## EXERCISE REQUIREMENTS
All of the data below should be written out exactly.

## INPUT

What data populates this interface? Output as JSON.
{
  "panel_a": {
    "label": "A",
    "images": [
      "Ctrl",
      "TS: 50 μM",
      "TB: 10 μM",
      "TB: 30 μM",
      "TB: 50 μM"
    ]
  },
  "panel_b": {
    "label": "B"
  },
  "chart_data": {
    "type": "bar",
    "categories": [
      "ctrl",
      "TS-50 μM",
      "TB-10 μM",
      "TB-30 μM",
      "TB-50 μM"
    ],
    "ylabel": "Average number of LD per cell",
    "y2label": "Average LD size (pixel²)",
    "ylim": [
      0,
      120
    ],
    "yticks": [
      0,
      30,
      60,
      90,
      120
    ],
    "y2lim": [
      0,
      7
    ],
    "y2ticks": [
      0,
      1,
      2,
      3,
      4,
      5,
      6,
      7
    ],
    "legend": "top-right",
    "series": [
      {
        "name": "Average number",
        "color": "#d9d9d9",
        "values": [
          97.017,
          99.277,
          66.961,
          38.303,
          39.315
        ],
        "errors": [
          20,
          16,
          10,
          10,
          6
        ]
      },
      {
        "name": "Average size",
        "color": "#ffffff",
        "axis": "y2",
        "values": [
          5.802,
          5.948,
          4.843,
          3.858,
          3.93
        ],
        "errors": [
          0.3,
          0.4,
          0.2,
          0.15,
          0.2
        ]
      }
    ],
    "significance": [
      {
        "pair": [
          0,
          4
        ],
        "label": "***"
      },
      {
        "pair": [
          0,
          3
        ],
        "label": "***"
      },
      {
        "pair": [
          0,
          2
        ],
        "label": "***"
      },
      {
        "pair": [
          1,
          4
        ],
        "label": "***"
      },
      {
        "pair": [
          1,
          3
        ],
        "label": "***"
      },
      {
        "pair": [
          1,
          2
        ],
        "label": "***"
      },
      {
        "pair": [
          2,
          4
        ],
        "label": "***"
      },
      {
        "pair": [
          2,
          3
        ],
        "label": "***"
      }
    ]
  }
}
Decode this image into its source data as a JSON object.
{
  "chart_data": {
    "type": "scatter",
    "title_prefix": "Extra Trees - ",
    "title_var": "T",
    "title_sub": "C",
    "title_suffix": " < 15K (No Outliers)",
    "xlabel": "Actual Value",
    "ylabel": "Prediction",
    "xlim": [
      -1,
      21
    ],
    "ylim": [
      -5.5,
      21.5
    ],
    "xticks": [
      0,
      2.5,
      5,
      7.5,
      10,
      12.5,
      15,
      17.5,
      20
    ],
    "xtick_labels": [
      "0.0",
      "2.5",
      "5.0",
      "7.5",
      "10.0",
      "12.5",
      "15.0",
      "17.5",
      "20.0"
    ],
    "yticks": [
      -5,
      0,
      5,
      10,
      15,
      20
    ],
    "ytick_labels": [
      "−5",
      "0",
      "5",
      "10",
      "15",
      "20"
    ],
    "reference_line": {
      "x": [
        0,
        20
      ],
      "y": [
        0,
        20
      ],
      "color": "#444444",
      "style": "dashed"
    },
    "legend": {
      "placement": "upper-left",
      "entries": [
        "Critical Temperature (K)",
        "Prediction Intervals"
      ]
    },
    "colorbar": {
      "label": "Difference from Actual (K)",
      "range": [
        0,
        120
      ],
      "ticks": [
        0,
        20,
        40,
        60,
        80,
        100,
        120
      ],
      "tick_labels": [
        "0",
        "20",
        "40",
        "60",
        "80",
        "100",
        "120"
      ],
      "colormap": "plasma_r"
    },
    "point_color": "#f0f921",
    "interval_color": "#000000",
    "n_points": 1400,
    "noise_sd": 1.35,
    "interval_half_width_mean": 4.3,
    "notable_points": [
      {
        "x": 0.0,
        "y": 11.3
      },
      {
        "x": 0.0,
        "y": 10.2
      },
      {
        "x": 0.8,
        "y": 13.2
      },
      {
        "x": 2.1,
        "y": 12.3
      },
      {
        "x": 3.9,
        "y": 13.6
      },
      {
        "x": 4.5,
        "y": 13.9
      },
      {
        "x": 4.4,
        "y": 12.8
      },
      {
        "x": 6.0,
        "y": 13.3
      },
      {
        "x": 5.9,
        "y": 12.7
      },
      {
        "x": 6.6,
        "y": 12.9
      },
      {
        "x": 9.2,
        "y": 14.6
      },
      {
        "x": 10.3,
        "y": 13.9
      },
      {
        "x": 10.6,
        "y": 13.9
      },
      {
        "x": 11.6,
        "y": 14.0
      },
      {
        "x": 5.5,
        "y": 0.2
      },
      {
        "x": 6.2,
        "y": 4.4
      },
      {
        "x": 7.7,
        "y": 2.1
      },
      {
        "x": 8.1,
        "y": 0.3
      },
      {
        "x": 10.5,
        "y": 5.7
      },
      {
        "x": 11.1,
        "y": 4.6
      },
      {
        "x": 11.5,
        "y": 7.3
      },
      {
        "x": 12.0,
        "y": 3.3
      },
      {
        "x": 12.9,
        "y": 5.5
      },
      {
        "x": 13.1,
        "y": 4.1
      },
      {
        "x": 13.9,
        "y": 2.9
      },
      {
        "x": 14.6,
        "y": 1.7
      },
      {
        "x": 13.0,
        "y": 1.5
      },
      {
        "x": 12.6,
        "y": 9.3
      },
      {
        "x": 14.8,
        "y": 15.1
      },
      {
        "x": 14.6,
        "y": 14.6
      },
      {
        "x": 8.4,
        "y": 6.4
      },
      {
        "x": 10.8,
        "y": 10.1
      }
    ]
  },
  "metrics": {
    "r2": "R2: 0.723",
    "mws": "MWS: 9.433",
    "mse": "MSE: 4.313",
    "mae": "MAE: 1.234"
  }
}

## SOLUTION TO THIS TASK
What data populates this interface? Output as JSON.
{
  "panel_a": {
    "label": "A",
    "images": [
      "Ctrl",
      "TS: 50 μM",
      "TB: 10 μM",
      "TB: 30 μM",
      "TB: 50 μM"
    ]
  },
  "panel_b": {
    "label": "B"
  },
  "chart_data": {
    "type": "bar",
    "categories": [
      "ctrl",
      "TS-50 μM",
      "TB-10 μM",
      "TB-30 μM",
      "TB-50 μM"
    ],
    "ylabel": "Average number of LD per cell",
    "y2label": "Average LD size (pixel²)",
    "ylim": [
      0,
      120
    ],
    "yticks": [
      0,
      30,
      60,
      90,
      120
    ],
    "y2lim": [
      0,
      7
    ],
    "y2ticks": [
      0,
      1,
      2,
      3,
      4,
      5,
      6,
      7
    ],
    "legend": "top-right",
    "series": [
      {
        "name": "Average number",
        "color": "#d9d9d9",
        "values": [
          97.017,
          99.277,
          66.961,
          38.303,
          39.315
        ],
        "errors": [
          20,
          16,
          10,
          10,
          6
        ]
      },
      {
        "name": "Average size",
        "color": "#ffffff",
        "axis": "y2",
        "values": [
          5.802,
          5.948,
          4.843,
          3.858,
          3.93
        ],
        "errors": [
          0.3,
          0.4,
          0.2,
          0.15,
          0.2
        ]
      }
    ],
    "significance": [
      {
        "pair": [
          0,
          4
        ],
        "label": "***"
      },
      {
        "pair": [
          0,
          3
        ],
        "label": "***"
      },
      {
        "pair": [
          0,
          2
        ],
        "label": "***"
      },
      {
        "pair": [
          1,
          4
        ],
        "label": "***"
      },
      {
        "pair": [
          1,
          3
        ],
        "label": "***"
      },
      {
        "pair": [
          1,
          2
        ],
        "label": "***"
      },
      {
        "pair": [
          2,
          4
        ],
        "label": "***"
      },
      {
        "pair": [
          2,
          3
        ],
        "label": "***"
      }
    ]
  }
}
Decode this image into its source data as a JSON object.
{
  "chart_data": {
    "type": "scatter",
    "title_prefix": "Extra Trees - ",
    "title_var": "T",
    "title_sub": "C",
    "title_suffix": " < 15K (No Outliers)",
    "xlabel": "Actual Value",
    "ylabel": "Prediction",
    "xlim": [
      -1,
      21
    ],
    "ylim": [
      -5.5,
      21.5
    ],
    "xticks": [
      0,
      2.5,
      5,
      7.5,
      10,
      12.5,
      15,
      17.5,
      20
    ],
    "xtick_labels": [
      "0.0",
      "2.5",
      "5.0",
      "7.5",
      "10.0",
      "12.5",
      "15.0",
      "17.5",
      "20.0"
    ],
    "yticks": [
      -5,
      0,
      5,
      10,
      15,
      20
    ],
    "ytick_labels": [
      "−5",
      "0",
      "5",
      "10",
      "15",
      "20"
    ],
    "reference_line": {
      "x": [
        0,
        20
      ],
      "y": [
        0,
        20
      ],
      "color": "#444444",
      "style": "dashed"
    },
    "legend": {
      "placement": "upper-left",
      "entries": [
        "Critical Temperature (K)",
        "Prediction Intervals"
      ]
    },
    "colorbar": {
      "label": "Difference from Actual (K)",
      "range": [
        0,
        120
      ],
      "ticks": [
        0,
        20,
        40,
        60,
        80,
        100,
        120
      ],
      "tick_labels": [
        "0",
        "20",
        "40",
        "60",
        "80",
        "100",
        "120"
      ],
      "colormap": "plasma_r"
    },
    "point_color": "#f0f921",
    "interval_color": "#000000",
    "n_points": 1400,
    "noise_sd": 1.35,
    "interval_half_width_mean": 4.3,
    "notable_points": [
      {
        "x": 0.0,
        "y": 11.3
      },
      {
        "x": 0.0,
        "y": 10.2
      },
      {
        "x": 0.8,
        "y": 13.2
      },
      {
        "x": 2.1,
        "y": 12.3
      },
      {
        "x": 3.9,
        "y": 13.6
      },
      {
        "x": 4.5,
        "y": 13.9
      },
      {
        "x": 4.4,
        "y": 12.8
      },
      {
        "x": 6.0,
        "y": 13.3
      },
      {
        "x": 5.9,
        "y": 12.7
      },
      {
        "x": 6.6,
        "y": 12.9
      },
      {
        "x": 9.2,
        "y": 14.6
      },
      {
        "x": 10.3,
        "y": 13.9
      },
      {
        "x": 10.6,
        "y": 13.9
      },
      {
        "x": 11.6,
        "y": 14.0
      },
      {
        "x": 5.5,
        "y": 0.2
      },
      {
        "x": 6.2,
        "y": 4.4
      },
      {
        "x": 7.7,
        "y": 2.1
      },
      {
        "x": 8.1,
        "y": 0.3
      },
      {
        "x": 10.5,
        "y": 5.7
      },
      {
        "x": 11.1,
        "y": 4.6
      },
      {
        "x": 11.5,
        "y": 7.3
      },
      {
        "x": 12.0,
        "y": 3.3
      },
      {
        "x": 12.9,
        "y": 5.5
      },
      {
        "x": 13.1,
        "y": 4.1
      },
      {
        "x": 13.9,
        "y": 2.9
      },
      {
        "x": 14.6,
        "y": 1.7
      },
      {
        "x": 13.0,
        "y": 1.5
      },
      {
        "x": 12.6,
        "y": 9.3
      },
      {
        "x": 14.8,
        "y": 15.1
      },
      {
        "x": 14.6,
        "y": 14.6
      },
      {
        "x": 8.4,
        "y": 6.4
      },
      {
        "x": 10.8,
        "y": 10.1
      }
    ]
  },
  "metrics": {
    "r2": "R2: 0.723",
    "mws": "MWS: 9.433",
    "mse": "MSE: 4.313",
    "mae": "MAE: 1.234"
  }
}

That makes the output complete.